Task goal:
Search the entries below for "FFFFFF". Report each line where it occurs.

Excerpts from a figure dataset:

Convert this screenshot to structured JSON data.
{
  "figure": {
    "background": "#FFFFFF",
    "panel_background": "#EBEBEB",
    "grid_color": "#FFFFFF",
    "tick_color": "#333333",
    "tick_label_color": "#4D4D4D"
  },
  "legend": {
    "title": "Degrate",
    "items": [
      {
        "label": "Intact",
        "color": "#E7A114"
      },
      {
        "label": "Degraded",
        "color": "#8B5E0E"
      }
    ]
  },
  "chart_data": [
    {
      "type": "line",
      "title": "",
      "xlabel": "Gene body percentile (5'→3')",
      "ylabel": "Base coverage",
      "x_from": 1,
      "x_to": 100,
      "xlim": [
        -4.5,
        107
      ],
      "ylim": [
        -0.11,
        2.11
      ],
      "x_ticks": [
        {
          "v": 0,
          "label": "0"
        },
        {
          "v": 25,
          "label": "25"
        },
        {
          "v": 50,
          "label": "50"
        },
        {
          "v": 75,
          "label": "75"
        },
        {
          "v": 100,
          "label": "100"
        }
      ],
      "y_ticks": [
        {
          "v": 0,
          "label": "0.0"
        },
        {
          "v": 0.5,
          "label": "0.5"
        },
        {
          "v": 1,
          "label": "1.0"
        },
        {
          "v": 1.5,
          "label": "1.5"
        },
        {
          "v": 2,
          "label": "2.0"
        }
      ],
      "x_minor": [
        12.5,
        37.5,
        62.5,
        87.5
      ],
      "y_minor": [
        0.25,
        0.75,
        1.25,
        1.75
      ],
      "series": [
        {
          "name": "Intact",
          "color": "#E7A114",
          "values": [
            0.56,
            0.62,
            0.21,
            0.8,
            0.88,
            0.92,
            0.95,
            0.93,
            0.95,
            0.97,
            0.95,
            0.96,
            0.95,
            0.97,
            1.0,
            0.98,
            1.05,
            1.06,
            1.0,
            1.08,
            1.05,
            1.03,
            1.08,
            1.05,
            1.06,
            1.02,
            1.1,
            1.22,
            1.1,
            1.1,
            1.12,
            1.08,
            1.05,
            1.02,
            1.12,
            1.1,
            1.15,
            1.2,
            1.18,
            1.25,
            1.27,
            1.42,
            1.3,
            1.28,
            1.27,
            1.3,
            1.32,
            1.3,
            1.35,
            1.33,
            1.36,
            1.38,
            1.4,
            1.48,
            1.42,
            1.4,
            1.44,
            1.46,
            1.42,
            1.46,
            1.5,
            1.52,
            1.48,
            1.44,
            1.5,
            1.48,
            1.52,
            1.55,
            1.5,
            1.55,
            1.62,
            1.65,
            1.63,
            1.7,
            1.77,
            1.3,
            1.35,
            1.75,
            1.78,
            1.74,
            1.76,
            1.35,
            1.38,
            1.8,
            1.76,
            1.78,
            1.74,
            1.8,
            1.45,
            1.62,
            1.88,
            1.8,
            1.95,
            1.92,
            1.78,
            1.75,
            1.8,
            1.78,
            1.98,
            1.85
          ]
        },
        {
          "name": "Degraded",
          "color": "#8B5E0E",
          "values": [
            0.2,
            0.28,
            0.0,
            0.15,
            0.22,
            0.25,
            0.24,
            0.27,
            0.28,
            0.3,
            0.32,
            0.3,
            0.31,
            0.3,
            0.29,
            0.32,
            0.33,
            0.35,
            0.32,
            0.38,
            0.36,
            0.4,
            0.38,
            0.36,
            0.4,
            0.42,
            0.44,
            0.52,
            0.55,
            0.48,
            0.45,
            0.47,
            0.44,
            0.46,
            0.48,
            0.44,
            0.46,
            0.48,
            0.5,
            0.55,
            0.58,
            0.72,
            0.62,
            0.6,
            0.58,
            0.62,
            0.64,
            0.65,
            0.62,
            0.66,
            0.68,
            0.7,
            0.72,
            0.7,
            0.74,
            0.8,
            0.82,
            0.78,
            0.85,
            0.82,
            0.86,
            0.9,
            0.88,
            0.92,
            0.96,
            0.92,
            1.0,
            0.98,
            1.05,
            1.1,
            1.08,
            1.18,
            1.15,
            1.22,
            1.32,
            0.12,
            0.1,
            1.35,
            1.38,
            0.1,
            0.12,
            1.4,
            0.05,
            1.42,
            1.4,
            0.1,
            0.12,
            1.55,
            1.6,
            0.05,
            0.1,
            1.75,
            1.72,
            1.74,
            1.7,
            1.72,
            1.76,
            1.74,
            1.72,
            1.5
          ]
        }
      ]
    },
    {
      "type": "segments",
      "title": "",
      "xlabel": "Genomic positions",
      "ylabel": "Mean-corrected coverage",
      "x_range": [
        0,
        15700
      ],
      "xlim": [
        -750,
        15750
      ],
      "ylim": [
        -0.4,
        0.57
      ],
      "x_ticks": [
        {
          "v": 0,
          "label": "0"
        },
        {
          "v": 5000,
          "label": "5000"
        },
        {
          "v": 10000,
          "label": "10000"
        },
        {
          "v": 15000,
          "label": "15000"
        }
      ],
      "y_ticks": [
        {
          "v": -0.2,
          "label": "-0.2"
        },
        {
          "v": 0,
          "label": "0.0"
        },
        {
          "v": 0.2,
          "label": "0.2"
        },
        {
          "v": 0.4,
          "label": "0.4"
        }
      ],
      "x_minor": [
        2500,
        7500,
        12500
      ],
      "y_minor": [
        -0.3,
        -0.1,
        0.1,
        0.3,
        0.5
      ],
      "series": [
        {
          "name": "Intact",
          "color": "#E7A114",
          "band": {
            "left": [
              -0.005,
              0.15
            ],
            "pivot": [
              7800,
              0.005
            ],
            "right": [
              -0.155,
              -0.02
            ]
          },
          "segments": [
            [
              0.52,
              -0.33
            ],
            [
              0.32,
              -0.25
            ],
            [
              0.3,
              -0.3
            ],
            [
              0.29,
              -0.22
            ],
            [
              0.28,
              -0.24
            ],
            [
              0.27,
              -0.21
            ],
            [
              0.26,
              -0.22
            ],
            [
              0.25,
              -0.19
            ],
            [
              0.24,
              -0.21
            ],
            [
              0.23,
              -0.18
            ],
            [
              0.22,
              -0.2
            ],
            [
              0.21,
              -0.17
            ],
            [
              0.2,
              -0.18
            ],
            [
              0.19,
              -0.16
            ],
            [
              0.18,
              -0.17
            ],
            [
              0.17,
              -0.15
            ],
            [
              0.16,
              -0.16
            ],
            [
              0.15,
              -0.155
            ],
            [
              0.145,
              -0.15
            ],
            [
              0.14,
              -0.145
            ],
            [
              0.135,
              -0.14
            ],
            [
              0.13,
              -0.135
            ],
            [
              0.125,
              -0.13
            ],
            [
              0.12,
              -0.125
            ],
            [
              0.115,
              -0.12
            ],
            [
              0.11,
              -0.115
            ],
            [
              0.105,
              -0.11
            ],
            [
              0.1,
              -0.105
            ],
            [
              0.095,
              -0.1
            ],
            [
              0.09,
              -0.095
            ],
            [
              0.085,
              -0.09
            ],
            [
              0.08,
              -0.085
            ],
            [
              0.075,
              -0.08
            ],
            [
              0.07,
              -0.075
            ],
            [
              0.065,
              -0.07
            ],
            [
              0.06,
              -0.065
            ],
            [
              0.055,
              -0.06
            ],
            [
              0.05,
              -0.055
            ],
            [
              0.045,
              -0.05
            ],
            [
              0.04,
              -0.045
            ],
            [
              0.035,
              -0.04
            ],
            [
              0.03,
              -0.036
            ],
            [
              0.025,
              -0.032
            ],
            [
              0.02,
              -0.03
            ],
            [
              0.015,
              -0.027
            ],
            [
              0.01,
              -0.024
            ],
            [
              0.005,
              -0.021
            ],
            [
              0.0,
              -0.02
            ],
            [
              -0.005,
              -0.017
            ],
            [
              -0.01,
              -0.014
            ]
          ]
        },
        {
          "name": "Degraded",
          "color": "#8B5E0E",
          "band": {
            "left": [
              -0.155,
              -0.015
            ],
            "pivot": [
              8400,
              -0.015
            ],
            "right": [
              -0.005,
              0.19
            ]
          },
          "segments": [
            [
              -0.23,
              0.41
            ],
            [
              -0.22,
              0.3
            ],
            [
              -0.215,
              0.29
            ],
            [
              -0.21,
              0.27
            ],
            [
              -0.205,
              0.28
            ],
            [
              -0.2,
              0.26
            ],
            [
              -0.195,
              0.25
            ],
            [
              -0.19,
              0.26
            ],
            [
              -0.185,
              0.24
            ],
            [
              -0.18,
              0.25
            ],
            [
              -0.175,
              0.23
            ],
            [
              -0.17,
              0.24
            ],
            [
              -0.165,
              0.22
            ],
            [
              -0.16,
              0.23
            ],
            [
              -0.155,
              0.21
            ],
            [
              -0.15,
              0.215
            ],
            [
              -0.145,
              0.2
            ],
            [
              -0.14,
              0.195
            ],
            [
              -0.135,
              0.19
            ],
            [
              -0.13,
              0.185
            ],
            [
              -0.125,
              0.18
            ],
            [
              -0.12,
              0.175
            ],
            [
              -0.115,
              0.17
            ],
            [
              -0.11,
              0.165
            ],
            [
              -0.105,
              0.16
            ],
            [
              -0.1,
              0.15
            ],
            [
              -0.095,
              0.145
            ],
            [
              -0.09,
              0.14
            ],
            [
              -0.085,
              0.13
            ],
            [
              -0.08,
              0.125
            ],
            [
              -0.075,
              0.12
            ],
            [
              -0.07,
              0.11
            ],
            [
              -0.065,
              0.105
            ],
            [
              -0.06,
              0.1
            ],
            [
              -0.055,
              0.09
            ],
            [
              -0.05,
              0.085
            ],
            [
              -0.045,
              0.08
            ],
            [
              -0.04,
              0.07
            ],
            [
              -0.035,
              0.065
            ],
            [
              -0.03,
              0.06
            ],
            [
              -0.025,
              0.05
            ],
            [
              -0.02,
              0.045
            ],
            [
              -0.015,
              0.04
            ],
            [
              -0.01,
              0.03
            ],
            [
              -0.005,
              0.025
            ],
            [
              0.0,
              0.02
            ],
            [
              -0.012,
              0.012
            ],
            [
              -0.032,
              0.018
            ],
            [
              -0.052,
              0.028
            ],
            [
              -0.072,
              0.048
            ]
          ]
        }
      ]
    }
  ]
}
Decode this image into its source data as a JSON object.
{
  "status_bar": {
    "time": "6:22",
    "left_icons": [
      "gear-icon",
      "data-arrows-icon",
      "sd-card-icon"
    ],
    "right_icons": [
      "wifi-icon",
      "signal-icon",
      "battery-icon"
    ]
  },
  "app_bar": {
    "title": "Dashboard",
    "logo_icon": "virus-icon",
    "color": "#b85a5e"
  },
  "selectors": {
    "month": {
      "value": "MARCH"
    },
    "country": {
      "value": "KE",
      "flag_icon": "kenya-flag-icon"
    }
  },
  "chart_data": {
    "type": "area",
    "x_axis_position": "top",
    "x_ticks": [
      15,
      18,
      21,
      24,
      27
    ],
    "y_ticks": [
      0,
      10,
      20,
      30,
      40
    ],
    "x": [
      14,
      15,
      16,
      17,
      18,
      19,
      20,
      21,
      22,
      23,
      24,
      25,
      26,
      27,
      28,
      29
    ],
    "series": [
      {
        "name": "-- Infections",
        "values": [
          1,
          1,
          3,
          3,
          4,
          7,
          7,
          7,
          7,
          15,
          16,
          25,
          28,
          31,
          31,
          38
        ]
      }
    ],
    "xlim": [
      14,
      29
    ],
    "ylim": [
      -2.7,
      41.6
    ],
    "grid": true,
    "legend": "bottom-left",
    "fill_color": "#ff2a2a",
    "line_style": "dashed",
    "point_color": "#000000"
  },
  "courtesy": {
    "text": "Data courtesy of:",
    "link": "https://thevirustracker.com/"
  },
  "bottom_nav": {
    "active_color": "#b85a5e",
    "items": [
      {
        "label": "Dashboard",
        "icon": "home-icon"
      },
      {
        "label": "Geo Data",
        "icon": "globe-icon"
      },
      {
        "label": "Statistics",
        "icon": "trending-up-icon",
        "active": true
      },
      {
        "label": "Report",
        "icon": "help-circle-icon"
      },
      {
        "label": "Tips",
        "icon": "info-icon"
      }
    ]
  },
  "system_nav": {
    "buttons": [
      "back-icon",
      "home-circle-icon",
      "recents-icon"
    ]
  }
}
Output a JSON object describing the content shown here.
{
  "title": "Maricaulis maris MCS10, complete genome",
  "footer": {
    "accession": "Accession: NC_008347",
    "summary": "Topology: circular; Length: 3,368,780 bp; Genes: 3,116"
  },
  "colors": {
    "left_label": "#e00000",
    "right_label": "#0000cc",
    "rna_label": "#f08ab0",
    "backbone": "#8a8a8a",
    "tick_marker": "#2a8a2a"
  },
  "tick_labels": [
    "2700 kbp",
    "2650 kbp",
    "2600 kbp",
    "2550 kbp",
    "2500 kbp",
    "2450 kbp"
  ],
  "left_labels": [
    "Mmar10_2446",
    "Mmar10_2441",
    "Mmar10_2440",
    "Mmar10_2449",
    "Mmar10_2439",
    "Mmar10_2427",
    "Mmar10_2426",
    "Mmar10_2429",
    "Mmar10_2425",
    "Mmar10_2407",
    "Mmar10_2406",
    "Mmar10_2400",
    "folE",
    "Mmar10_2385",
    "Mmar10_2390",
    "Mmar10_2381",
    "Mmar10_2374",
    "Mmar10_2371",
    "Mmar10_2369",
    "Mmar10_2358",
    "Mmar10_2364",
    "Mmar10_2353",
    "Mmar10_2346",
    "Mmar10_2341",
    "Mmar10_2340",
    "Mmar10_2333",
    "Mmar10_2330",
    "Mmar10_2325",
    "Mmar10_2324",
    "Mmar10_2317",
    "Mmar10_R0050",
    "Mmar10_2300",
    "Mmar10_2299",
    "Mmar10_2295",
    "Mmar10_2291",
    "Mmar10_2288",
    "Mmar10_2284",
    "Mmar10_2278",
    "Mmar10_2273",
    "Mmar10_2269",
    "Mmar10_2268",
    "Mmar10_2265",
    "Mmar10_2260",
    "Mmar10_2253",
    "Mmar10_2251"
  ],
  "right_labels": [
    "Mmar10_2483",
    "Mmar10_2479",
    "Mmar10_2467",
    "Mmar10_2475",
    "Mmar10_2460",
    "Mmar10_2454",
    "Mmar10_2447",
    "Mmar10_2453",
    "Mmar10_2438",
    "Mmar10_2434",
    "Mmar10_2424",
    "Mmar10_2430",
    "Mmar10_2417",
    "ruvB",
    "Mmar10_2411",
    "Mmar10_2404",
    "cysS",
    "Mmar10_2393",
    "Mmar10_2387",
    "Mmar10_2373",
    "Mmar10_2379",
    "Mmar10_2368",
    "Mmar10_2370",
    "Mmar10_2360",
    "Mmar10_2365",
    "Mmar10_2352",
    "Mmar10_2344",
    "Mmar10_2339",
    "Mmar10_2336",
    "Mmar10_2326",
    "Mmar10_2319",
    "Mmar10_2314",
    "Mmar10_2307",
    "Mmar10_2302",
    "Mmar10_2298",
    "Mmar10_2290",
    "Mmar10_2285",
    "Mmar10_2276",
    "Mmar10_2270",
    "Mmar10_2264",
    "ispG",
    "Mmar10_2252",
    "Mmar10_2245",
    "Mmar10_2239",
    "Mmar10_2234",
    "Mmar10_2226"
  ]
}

Result:
    "background": "#FFFFFF",
    "grid_color": "#FFFFFF",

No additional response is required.